Objective:
Write out the records below word for word, please.

Excerpted data:
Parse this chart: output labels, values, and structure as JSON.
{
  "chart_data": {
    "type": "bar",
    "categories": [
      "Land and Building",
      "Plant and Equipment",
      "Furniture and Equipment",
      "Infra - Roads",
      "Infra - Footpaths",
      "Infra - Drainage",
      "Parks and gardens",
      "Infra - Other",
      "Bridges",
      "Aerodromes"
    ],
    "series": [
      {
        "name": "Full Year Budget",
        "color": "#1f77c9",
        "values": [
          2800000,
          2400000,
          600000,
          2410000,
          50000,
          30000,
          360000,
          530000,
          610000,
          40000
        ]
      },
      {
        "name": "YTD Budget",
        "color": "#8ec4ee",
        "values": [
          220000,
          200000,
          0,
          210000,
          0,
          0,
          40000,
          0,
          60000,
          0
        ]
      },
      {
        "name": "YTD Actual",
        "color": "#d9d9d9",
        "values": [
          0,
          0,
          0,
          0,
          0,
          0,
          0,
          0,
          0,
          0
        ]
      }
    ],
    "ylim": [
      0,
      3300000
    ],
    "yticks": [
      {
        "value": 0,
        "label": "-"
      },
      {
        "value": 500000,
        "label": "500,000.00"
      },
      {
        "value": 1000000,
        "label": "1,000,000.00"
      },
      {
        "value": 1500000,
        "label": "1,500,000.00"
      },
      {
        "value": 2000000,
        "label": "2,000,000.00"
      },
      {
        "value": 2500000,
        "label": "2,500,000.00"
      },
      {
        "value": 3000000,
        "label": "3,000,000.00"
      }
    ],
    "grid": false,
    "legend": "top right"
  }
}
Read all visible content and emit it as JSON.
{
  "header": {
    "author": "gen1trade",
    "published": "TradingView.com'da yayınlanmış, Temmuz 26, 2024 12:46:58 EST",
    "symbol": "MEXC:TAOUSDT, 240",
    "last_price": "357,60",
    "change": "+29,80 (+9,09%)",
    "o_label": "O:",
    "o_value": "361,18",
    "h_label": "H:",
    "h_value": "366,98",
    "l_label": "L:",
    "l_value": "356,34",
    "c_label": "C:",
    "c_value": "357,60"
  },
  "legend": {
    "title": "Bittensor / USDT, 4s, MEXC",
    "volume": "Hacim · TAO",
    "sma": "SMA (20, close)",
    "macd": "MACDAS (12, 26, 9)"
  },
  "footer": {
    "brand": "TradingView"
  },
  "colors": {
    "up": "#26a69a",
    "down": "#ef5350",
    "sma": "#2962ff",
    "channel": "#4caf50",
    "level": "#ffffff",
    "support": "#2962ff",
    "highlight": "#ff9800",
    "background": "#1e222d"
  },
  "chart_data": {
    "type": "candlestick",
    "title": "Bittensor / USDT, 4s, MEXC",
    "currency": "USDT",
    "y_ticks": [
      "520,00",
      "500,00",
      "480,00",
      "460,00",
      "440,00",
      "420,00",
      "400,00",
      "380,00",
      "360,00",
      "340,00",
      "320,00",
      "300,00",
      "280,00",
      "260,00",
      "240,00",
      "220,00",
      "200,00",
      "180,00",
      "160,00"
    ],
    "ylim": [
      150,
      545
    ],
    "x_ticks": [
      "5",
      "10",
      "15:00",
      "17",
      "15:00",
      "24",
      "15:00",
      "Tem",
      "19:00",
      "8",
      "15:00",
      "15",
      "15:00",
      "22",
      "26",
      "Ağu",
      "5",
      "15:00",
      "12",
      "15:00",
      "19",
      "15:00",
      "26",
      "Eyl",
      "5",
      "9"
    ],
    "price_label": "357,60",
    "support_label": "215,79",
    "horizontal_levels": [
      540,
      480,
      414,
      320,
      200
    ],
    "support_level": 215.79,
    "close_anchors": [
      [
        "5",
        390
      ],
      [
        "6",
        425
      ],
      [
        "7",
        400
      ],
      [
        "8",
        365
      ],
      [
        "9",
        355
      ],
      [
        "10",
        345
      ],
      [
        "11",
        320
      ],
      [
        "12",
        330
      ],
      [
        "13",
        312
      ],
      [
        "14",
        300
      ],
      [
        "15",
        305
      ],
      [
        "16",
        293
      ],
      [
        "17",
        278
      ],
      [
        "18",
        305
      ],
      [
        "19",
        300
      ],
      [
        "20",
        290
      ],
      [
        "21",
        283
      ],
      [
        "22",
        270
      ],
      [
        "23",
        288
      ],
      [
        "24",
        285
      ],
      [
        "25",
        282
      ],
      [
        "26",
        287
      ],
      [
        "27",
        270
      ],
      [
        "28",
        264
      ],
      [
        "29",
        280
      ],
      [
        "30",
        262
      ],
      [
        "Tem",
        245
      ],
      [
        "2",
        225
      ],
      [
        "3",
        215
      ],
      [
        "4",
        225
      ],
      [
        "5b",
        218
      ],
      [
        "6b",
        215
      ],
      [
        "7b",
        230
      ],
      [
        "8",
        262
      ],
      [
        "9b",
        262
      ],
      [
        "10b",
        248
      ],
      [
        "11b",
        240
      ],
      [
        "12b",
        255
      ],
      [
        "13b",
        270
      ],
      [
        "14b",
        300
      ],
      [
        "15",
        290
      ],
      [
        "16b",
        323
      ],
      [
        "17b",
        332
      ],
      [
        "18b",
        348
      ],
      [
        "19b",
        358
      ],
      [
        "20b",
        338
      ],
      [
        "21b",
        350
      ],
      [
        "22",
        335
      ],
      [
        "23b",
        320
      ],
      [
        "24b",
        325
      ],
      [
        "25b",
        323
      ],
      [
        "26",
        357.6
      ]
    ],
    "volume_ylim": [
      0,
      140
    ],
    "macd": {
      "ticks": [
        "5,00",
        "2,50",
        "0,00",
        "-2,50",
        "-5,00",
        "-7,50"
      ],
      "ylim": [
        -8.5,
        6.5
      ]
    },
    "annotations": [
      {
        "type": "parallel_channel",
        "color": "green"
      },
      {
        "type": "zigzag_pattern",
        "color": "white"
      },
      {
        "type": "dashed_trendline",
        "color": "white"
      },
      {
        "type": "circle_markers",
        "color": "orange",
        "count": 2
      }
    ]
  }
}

Completed exercise:
Parse this chart: output labels, values, and structure as JSON.
{
  "chart_data": {
    "type": "bar",
    "categories": [
      "Land and Building",
      "Plant and Equipment",
      "Furniture and Equipment",
      "Infra - Roads",
      "Infra - Footpaths",
      "Infra - Drainage",
      "Parks and gardens",
      "Infra - Other",
      "Bridges",
      "Aerodromes"
    ],
    "series": [
      {
        "name": "Full Year Budget",
        "color": "#1f77c9",
        "values": [
          2800000,
          2400000,
          600000,
          2410000,
          50000,
          30000,
          360000,
          530000,
          610000,
          40000
        ]
      },
      {
        "name": "YTD Budget",
        "color": "#8ec4ee",
        "values": [
          220000,
          200000,
          0,
          210000,
          0,
          0,
          40000,
          0,
          60000,
          0
        ]
      },
      {
        "name": "YTD Actual",
        "color": "#d9d9d9",
        "values": [
          0,
          0,
          0,
          0,
          0,
          0,
          0,
          0,
          0,
          0
        ]
      }
    ],
    "ylim": [
      0,
      3300000
    ],
    "yticks": [
      {
        "value": 0,
        "label": "-"
      },
      {
        "value": 500000,
        "label": "500,000.00"
      },
      {
        "value": 1000000,
        "label": "1,000,000.00"
      },
      {
        "value": 1500000,
        "label": "1,500,000.00"
      },
      {
        "value": 2000000,
        "label": "2,000,000.00"
      },
      {
        "value": 2500000,
        "label": "2,500,000.00"
      },
      {
        "value": 3000000,
        "label": "3,000,000.00"
      }
    ],
    "grid": false,
    "legend": "top right"
  }
}
Read all visible content and emit it as JSON.
{
  "header": {
    "author": "gen1trade",
    "published": "TradingView.com'da yayınlanmış, Temmuz 26, 2024 12:46:58 EST",
    "symbol": "MEXC:TAOUSDT, 240",
    "last_price": "357,60",
    "change": "+29,80 (+9,09%)",
    "o_label": "O:",
    "o_value": "361,18",
    "h_label": "H:",
    "h_value": "366,98",
    "l_label": "L:",
    "l_value": "356,34",
    "c_label": "C:",
    "c_value": "357,60"
  },
  "legend": {
    "title": "Bittensor / USDT, 4s, MEXC",
    "volume": "Hacim · TAO",
    "sma": "SMA (20, close)",
    "macd": "MACDAS (12, 26, 9)"
  },
  "footer": {
    "brand": "TradingView"
  },
  "colors": {
    "up": "#26a69a",
    "down": "#ef5350",
    "sma": "#2962ff",
    "channel": "#4caf50",
    "level": "#ffffff",
    "support": "#2962ff",
    "highlight": "#ff9800",
    "background": "#1e222d"
  },
  "chart_data": {
    "type": "candlestick",
    "title": "Bittensor / USDT, 4s, MEXC",
    "currency": "USDT",
    "y_ticks": [
      "520,00",
      "500,00",
      "480,00",
      "460,00",
      "440,00",
      "420,00",
      "400,00",
      "380,00",
      "360,00",
      "340,00",
      "320,00",
      "300,00",
      "280,00",
      "260,00",
      "240,00",
      "220,00",
      "200,00",
      "180,00",
      "160,00"
    ],
    "ylim": [
      150,
      545
    ],
    "x_ticks": [
      "5",
      "10",
      "15:00",
      "17",
      "15:00",
      "24",
      "15:00",
      "Tem",
      "19:00",
      "8",
      "15:00",
      "15",
      "15:00",
      "22",
      "26",
      "Ağu",
      "5",
      "15:00",
      "12",
      "15:00",
      "19",
      "15:00",
      "26",
      "Eyl",
      "5",
      "9"
    ],
    "price_label": "357,60",
    "support_label": "215,79",
    "horizontal_levels": [
      540,
      480,
      414,
      320,
      200
    ],
    "support_level": 215.79,
    "close_anchors": [
      [
        "5",
        390
      ],
      [
        "6",
        425
      ],
      [
        "7",
        400
      ],
      [
        "8",
        365
      ],
      [
        "9",
        355
      ],
      [
        "10",
        345
      ],
      [
        "11",
        320
      ],
      [
        "12",
        330
      ],
      [
        "13",
        312
      ],
      [
        "14",
        300
      ],
      [
        "15",
        305
      ],
      [
        "16",
        293
      ],
      [
        "17",
        278
      ],
      [
        "18",
        305
      ],
      [
        "19",
        300
      ],
      [
        "20",
        290
      ],
      [
        "21",
        283
      ],
      [
        "22",
        270
      ],
      [
        "23",
        288
      ],
      [
        "24",
        285
      ],
      [
        "25",
        282
      ],
      [
        "26",
        287
      ],
      [
        "27",
        270
      ],
      [
        "28",
        264
      ],
      [
        "29",
        280
      ],
      [
        "30",
        262
      ],
      [
        "Tem",
        245
      ],
      [
        "2",
        225
      ],
      [
        "3",
        215
      ],
      [
        "4",
        225
      ],
      [
        "5b",
        218
      ],
      [
        "6b",
        215
      ],
      [
        "7b",
        230
      ],
      [
        "8",
        262
      ],
      [
        "9b",
        262
      ],
      [
        "10b",
        248
      ],
      [
        "11b",
        240
      ],
      [
        "12b",
        255
      ],
      [
        "13b",
        270
      ],
      [
        "14b",
        300
      ],
      [
        "15",
        290
      ],
      [
        "16b",
        323
      ],
      [
        "17b",
        332
      ],
      [
        "18b",
        348
      ],
      [
        "19b",
        358
      ],
      [
        "20b",
        338
      ],
      [
        "21b",
        350
      ],
      [
        "22",
        335
      ],
      [
        "23b",
        320
      ],
      [
        "24b",
        325
      ],
      [
        "25b",
        323
      ],
      [
        "26",
        357.6
      ]
    ],
    "volume_ylim": [
      0,
      140
    ],
    "macd": {
      "ticks": [
        "5,00",
        "2,50",
        "0,00",
        "-2,50",
        "-5,00",
        "-7,50"
      ],
      "ylim": [
        -8.5,
        6.5
      ]
    },
    "annotations": [
      {
        "type": "parallel_channel",
        "color": "green"
      },
      {
        "type": "zigzag_pattern",
        "color": "white"
      },
      {
        "type": "dashed_trendline",
        "color": "white"
      },
      {
        "type": "circle_markers",
        "color": "orange",
        "count": 2
      }
    ]
  }
}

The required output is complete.